▶ **WRITTEN EXERCISE**: Copy the entries below exactly as they appear, leaving out the pictures.
[Begin]
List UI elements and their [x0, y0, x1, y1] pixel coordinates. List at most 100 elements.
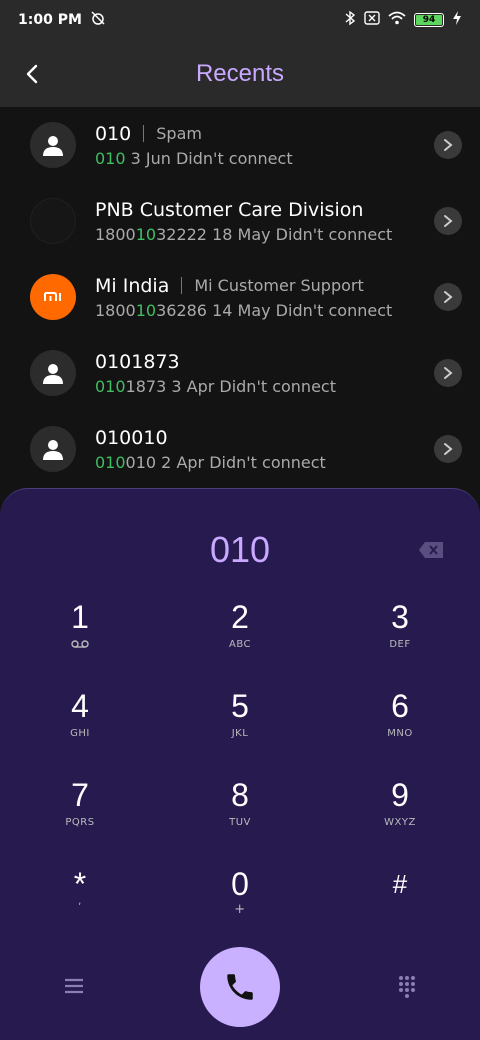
- key-letters: +: [234, 902, 246, 917]
- mi-logo-icon: [44, 292, 61, 301]
- person-icon: [43, 136, 63, 156]
- menu-button[interactable]: [60, 974, 88, 998]
- number-suffix: 32222: [156, 224, 207, 244]
- details-button[interactable]: [434, 207, 462, 235]
- key-letters: JKL: [231, 728, 249, 739]
- number-suffix: 1873: [125, 376, 167, 396]
- back-arrow-icon: [26, 64, 38, 84]
- charging-icon: [452, 11, 462, 29]
- contact-name: 0101873: [95, 350, 180, 373]
- recents-list: 010 Spam 010 3 Jun Didn't connect PNB Cus…: [0, 107, 480, 487]
- backspace-icon: [419, 542, 443, 558]
- battery-icon: 94: [414, 13, 444, 27]
- recent-call-row[interactable]: 010 Spam 010 3 Jun Didn't connect: [0, 107, 480, 183]
- contact-name: 010: [95, 122, 132, 145]
- contact-avatar: [30, 350, 76, 396]
- recent-call-row[interactable]: Mi India Mi Customer Support 18001036286 …: [0, 259, 480, 335]
- status-time: 1:00 PM: [18, 12, 82, 28]
- key-letters: ABC: [228, 639, 251, 650]
- key-letters: WXYZ: [384, 817, 416, 828]
- call-button[interactable]: [200, 947, 280, 1027]
- contact-label: Spam: [156, 124, 202, 143]
- key-digit: 6: [391, 688, 409, 724]
- details-button[interactable]: [434, 283, 462, 311]
- number-suffix: 010: [125, 452, 157, 472]
- call-detail: 14 May Didn't connect: [206, 300, 393, 320]
- number-match: 010: [95, 452, 126, 472]
- number-match: 010: [95, 148, 126, 168]
- contact-avatar: [30, 198, 76, 244]
- label-divider: [143, 125, 145, 142]
- number-prefix: 1800: [95, 300, 136, 320]
- contact-avatar: [30, 122, 76, 168]
- key-9[interactable]: 9 WXYZ: [340, 775, 460, 855]
- key-1[interactable]: 1: [20, 597, 140, 677]
- chevron-right-icon: [444, 215, 453, 227]
- page-title: Recents: [195, 59, 285, 87]
- details-button[interactable]: [434, 131, 462, 159]
- dialer-panel: 010 1 2 ABC 3 DEF 4 GHI 5 JKL 6 MNO 7 PQ…: [0, 488, 480, 1040]
- key-digit: 3: [391, 599, 409, 635]
- key-letters: TUV: [229, 817, 251, 828]
- call-detail: 18 May Didn't connect: [206, 224, 393, 244]
- bluetooth-icon: [344, 10, 356, 30]
- number-match: 10: [135, 300, 157, 320]
- key-0[interactable]: 0 +: [180, 864, 300, 944]
- contact-avatar: [30, 426, 76, 472]
- key-digit: 2: [231, 599, 249, 635]
- chevron-right-icon: [444, 443, 453, 455]
- number-prefix: 1800: [95, 224, 136, 244]
- recent-call-row[interactable]: 0101873 0101873 3 Apr Didn't connect: [0, 335, 480, 411]
- dialed-number[interactable]: 010: [0, 529, 480, 571]
- chevron-right-icon: [444, 139, 453, 151]
- back-button[interactable]: [12, 54, 52, 94]
- backspace-button[interactable]: [418, 541, 444, 559]
- key-5[interactable]: 5 JKL: [180, 686, 300, 766]
- alarm-off-icon: [90, 10, 106, 30]
- dialpad-toggle-button[interactable]: [395, 974, 419, 998]
- key-3[interactable]: 3 DEF: [340, 597, 460, 677]
- mi-logo-avatar: [30, 274, 76, 320]
- key-2[interactable]: 2 ABC: [180, 597, 300, 677]
- key-digit: 0: [231, 866, 249, 902]
- key-star[interactable]: * ,: [20, 864, 140, 944]
- key-digit: 9: [391, 777, 409, 813]
- key-digit: 5: [231, 688, 249, 724]
- menu-icon: [65, 978, 83, 994]
- key-7[interactable]: 7 PQRS: [20, 775, 140, 855]
- details-button[interactable]: [434, 435, 462, 463]
- key-letters: PQRS: [65, 817, 95, 828]
- contact-name: 010010: [95, 426, 168, 449]
- key-hash[interactable]: #: [340, 864, 460, 944]
- battery-level: 94: [416, 15, 442, 25]
- label-divider: [181, 277, 183, 294]
- number-match: 010: [95, 376, 126, 396]
- key-8[interactable]: 8 TUV: [180, 775, 300, 855]
- key-4[interactable]: 4 GHI: [20, 686, 140, 766]
- chevron-right-icon: [444, 367, 453, 379]
- number-match: 10: [135, 224, 157, 244]
- key-digit: 7: [71, 777, 89, 813]
- chevron-right-icon: [444, 291, 453, 303]
- key-digit: 8: [231, 777, 249, 813]
- person-icon: [43, 440, 63, 460]
- recent-call-row[interactable]: PNB Customer Care Division 18001032222 1…: [0, 183, 480, 259]
- wifi-icon: [388, 11, 406, 29]
- recent-call-row[interactable]: 010010 010010 2 Apr Didn't connect: [0, 411, 480, 487]
- call-detail: 2 Apr Didn't connect: [156, 452, 326, 472]
- status-bar: 1:00 PM 94: [0, 0, 480, 40]
- call-detail: 3 Jun Didn't connect: [125, 148, 293, 168]
- voicemail-icon: [71, 640, 89, 648]
- key-letters: ,: [78, 896, 82, 907]
- details-button[interactable]: [434, 359, 462, 387]
- no-sim-icon: [364, 11, 380, 29]
- app-header: Recents: [0, 40, 480, 107]
- contact-name: Mi India: [95, 274, 170, 297]
- key-digit: 4: [71, 688, 89, 724]
- contact-name: PNB Customer Care Division: [95, 198, 364, 221]
- phone-icon: [227, 974, 253, 1000]
- contact-label: Mi Customer Support: [194, 276, 364, 295]
- key-letters: MNO: [387, 728, 413, 739]
- key-letters: DEF: [389, 639, 411, 650]
- key-6[interactable]: 6 MNO: [340, 686, 460, 766]
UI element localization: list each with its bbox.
[End]
▶ **WRITTEN SOLUTION**:
List UI elements and their [x0, y0, x1, y1] pixel coordinates. List at most 100 elements.
- key-letters: +: [234, 902, 246, 917]
- mi-logo-icon: [44, 292, 61, 301]
- person-icon: [43, 136, 63, 156]
- menu-button[interactable]: [60, 974, 88, 998]
- number-suffix: 32222: [156, 224, 207, 244]
- details-button[interactable]: [434, 207, 462, 235]
- key-letters: JKL: [231, 728, 249, 739]
- number-suffix: 1873: [125, 376, 167, 396]
- back-arrow-icon: [26, 64, 38, 84]
- charging-icon: [452, 11, 462, 29]
- contact-name: 0101873: [95, 350, 180, 373]
- recents-list: 010 Spam 010 3 Jun Didn't connect PNB Cus…: [0, 107, 480, 487]
- backspace-icon: [419, 542, 443, 558]
- battery-icon: 94: [414, 13, 444, 27]
- recent-call-row[interactable]: 010 Spam 010 3 Jun Didn't connect: [0, 107, 480, 183]
- contact-name: 010: [95, 122, 132, 145]
- contact-avatar: [30, 350, 76, 396]
- recent-call-row[interactable]: Mi India Mi Customer Support 18001036286 …: [0, 259, 480, 335]
- status-time: 1:00 PM: [18, 12, 82, 28]
- key-letters: ABC: [228, 639, 251, 650]
- key-letters: WXYZ: [384, 817, 416, 828]
- call-button[interactable]: [200, 947, 280, 1027]
- contact-label: Spam: [156, 124, 202, 143]
- key-digit: 6: [391, 688, 409, 724]
- details-button[interactable]: [434, 283, 462, 311]
- number-suffix: 010: [125, 452, 157, 472]
- call-detail: 14 May Didn't connect: [206, 300, 393, 320]
- number-match: 010: [95, 452, 126, 472]
- number-match: 010: [95, 148, 126, 168]
- contact-avatar: [30, 198, 76, 244]
- label-divider: [143, 125, 145, 142]
- number-prefix: 1800: [95, 300, 136, 320]
- contact-avatar: [30, 122, 76, 168]
- key-9[interactable]: 9 WXYZ: [340, 775, 460, 855]
- key-1[interactable]: 1: [20, 597, 140, 677]
- chevron-right-icon: [444, 215, 453, 227]
- page-title: Recents: [195, 59, 285, 87]
- details-button[interactable]: [434, 131, 462, 159]
- dialer-panel: 010 1 2 ABC 3 DEF 4 GHI 5 JKL 6 MNO 7 PQ…: [0, 488, 480, 1040]
- key-digit: 3: [391, 599, 409, 635]
- key-letters: TUV: [229, 817, 251, 828]
- call-detail: 18 May Didn't connect: [206, 224, 393, 244]
- bluetooth-icon: [344, 10, 356, 30]
- number-match: 10: [135, 300, 157, 320]
- key-0[interactable]: 0 +: [180, 864, 300, 944]
- contact-avatar: [30, 426, 76, 472]
- key-digit: 2: [231, 599, 249, 635]
- chevron-right-icon: [444, 443, 453, 455]
- number-prefix: 1800: [95, 224, 136, 244]
- recent-call-row[interactable]: 0101873 0101873 3 Apr Didn't connect: [0, 335, 480, 411]
- dialed-number[interactable]: 010: [0, 529, 480, 571]
- chevron-right-icon: [444, 139, 453, 151]
- back-button[interactable]: [12, 54, 52, 94]
- backspace-button[interactable]: [418, 541, 444, 559]
- key-5[interactable]: 5 JKL: [180, 686, 300, 766]
- alarm-off-icon: [90, 10, 106, 30]
- dialpad-toggle-button[interactable]: [395, 974, 419, 998]
- key-3[interactable]: 3 DEF: [340, 597, 460, 677]
- mi-logo-avatar: [30, 274, 76, 320]
- key-2[interactable]: 2 ABC: [180, 597, 300, 677]
- key-digit: 0: [231, 866, 249, 902]
- key-star[interactable]: * ,: [20, 864, 140, 944]
- key-digit: 9: [391, 777, 409, 813]
- key-digit: 5: [231, 688, 249, 724]
- menu-icon: [65, 978, 83, 994]
- key-7[interactable]: 7 PQRS: [20, 775, 140, 855]
- details-button[interactable]: [434, 435, 462, 463]
- key-letters: PQRS: [65, 817, 95, 828]
- contact-name: 010010: [95, 426, 168, 449]
- key-hash[interactable]: #: [340, 864, 460, 944]
- battery-level: 94: [416, 15, 442, 25]
- label-divider: [181, 277, 183, 294]
- number-match: 010: [95, 376, 126, 396]
- key-8[interactable]: 8 TUV: [180, 775, 300, 855]
- key-4[interactable]: 4 GHI: [20, 686, 140, 766]
- chevron-right-icon: [444, 367, 453, 379]
- number-match: 10: [135, 224, 157, 244]
- key-digit: 7: [71, 777, 89, 813]
- chevron-right-icon: [444, 291, 453, 303]
- key-digit: 8: [231, 777, 249, 813]
- person-icon: [43, 440, 63, 460]
- recent-call-row[interactable]: PNB Customer Care Division 18001032222 1…: [0, 183, 480, 259]
- wifi-icon: [388, 11, 406, 29]
- recent-call-row[interactable]: 010010 010010 2 Apr Didn't connect: [0, 411, 480, 487]
- call-detail: 2 Apr Didn't connect: [156, 452, 326, 472]
- status-bar: 1:00 PM 94: [0, 0, 480, 40]
- call-detail: 3 Jun Didn't connect: [125, 148, 293, 168]
- voicemail-icon: [71, 640, 89, 648]
- key-letters: ,: [78, 896, 82, 907]
- details-button[interactable]: [434, 359, 462, 387]
- no-sim-icon: [364, 11, 380, 29]
- app-header: Recents: [0, 40, 480, 107]
- contact-name: Mi India: [95, 274, 170, 297]
- key-digit: 4: [71, 688, 89, 724]
- contact-name: PNB Customer Care Division: [95, 198, 364, 221]
- phone-icon: [227, 974, 253, 1000]
- contact-label: Mi Customer Support: [194, 276, 364, 295]
- key-letters: MNO: [387, 728, 413, 739]
- key-letters: DEF: [389, 639, 411, 650]
- key-6[interactable]: 6 MNO: [340, 686, 460, 766]
UI element localization: list each with its bbox.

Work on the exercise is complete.